Wherever the word "within" appears in the entries, copy the whole line.

[Data entries for graphics]
»»

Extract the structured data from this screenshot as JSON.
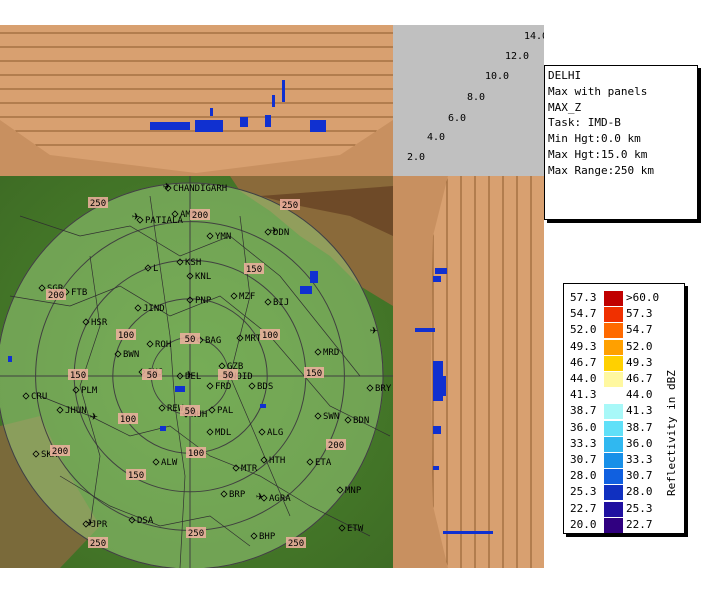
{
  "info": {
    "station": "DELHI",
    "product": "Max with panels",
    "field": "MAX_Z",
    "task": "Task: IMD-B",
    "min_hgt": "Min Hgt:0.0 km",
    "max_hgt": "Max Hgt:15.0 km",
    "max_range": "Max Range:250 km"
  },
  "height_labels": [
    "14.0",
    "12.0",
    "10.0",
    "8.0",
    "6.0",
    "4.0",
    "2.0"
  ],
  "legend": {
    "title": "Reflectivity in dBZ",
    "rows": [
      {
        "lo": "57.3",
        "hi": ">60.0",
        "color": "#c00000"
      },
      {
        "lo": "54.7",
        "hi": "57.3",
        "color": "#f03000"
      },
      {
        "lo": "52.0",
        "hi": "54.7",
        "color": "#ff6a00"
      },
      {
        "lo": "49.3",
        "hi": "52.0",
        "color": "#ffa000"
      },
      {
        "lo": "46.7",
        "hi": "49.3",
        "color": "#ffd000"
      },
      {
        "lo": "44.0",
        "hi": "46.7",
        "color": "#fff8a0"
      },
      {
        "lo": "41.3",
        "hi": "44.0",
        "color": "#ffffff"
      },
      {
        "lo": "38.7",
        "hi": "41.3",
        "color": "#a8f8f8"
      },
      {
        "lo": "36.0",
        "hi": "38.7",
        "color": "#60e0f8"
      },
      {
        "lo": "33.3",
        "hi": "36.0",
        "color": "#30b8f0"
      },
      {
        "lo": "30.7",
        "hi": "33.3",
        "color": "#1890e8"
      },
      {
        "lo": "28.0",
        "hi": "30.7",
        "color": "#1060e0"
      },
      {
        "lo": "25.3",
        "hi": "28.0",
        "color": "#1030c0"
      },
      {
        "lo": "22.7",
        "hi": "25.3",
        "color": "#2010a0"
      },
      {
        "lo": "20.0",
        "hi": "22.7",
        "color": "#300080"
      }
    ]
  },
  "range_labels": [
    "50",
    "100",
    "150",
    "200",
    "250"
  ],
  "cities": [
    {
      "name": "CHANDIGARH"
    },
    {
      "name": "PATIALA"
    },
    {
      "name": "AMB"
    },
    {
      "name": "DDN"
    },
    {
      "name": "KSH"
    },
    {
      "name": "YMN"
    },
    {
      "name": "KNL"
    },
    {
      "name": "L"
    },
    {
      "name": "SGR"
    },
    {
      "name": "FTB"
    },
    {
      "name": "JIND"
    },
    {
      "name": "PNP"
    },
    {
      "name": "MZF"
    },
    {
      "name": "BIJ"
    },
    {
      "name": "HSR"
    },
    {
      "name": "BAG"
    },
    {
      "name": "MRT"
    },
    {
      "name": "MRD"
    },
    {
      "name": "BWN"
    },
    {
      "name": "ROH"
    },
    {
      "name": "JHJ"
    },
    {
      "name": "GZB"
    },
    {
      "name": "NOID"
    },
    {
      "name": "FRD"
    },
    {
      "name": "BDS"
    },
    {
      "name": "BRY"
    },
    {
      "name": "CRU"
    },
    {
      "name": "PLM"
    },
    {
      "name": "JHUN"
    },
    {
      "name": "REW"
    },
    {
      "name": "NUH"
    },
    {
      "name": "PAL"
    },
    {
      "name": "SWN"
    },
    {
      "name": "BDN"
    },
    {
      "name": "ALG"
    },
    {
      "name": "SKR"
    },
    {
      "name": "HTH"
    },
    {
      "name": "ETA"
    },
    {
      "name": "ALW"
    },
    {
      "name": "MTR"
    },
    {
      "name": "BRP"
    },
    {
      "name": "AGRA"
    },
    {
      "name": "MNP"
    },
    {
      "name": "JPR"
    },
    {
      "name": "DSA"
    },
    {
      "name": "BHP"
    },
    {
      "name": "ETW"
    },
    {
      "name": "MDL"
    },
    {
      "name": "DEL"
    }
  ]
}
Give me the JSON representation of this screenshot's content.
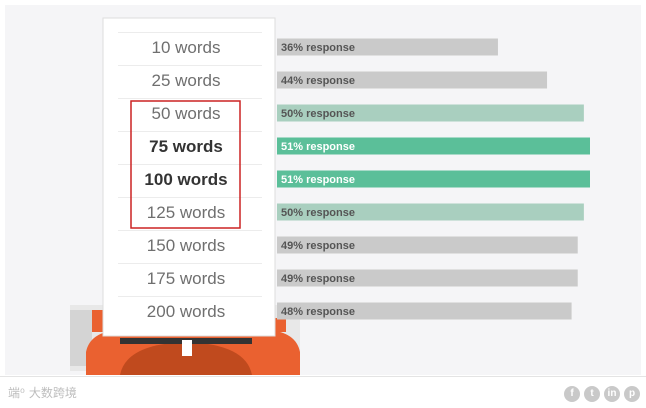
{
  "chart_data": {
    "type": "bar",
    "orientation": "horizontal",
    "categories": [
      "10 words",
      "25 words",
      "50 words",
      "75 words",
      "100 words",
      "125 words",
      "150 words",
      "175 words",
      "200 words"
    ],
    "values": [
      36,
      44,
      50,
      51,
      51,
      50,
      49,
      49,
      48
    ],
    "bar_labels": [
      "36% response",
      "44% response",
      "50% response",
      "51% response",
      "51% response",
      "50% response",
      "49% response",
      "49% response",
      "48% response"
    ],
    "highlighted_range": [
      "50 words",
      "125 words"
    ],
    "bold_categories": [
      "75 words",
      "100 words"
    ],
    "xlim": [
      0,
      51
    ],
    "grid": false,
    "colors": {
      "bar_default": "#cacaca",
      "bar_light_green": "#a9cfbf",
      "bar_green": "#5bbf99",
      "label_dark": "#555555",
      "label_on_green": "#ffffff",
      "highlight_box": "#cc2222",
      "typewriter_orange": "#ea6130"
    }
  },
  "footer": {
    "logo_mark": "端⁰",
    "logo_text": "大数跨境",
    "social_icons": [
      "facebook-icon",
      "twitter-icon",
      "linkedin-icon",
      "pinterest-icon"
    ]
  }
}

««
»»

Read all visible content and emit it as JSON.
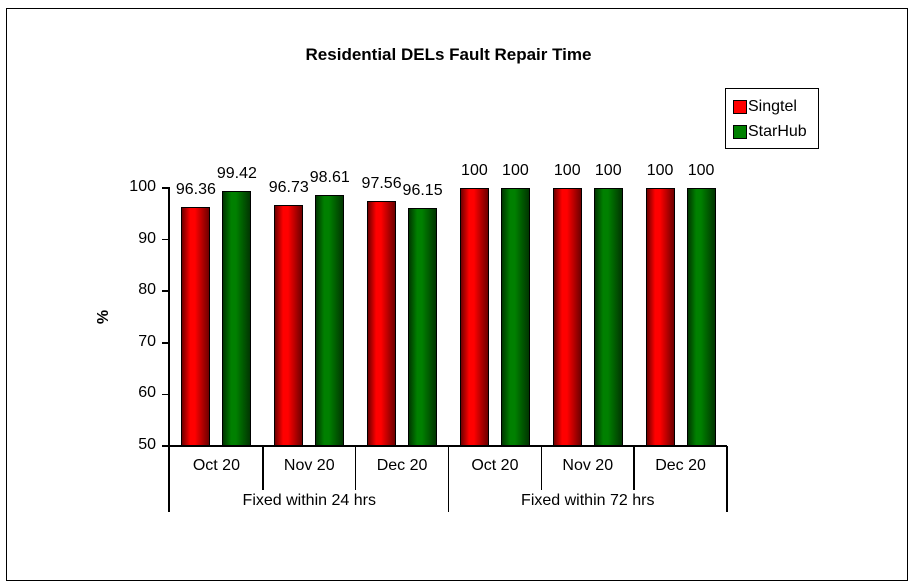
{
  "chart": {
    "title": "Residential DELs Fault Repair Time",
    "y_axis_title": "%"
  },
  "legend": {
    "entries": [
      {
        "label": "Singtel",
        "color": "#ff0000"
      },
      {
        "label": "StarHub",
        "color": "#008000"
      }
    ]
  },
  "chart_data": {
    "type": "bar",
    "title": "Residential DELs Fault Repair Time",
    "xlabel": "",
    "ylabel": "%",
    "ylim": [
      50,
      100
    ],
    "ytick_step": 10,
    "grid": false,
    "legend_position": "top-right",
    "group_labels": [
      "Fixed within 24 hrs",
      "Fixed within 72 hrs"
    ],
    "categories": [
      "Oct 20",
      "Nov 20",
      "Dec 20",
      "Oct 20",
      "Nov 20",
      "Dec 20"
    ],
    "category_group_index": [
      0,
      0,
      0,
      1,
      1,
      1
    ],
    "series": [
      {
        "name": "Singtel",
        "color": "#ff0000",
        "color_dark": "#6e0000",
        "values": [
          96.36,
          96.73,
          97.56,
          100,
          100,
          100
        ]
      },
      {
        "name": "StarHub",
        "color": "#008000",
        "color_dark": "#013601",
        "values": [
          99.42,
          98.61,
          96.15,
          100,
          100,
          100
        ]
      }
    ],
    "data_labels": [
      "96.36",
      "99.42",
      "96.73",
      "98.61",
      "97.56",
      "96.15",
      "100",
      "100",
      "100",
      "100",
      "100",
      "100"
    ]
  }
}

««

→ Completed task
      "Fixed within 24 hrs",
      "Fixed within 72 hrs"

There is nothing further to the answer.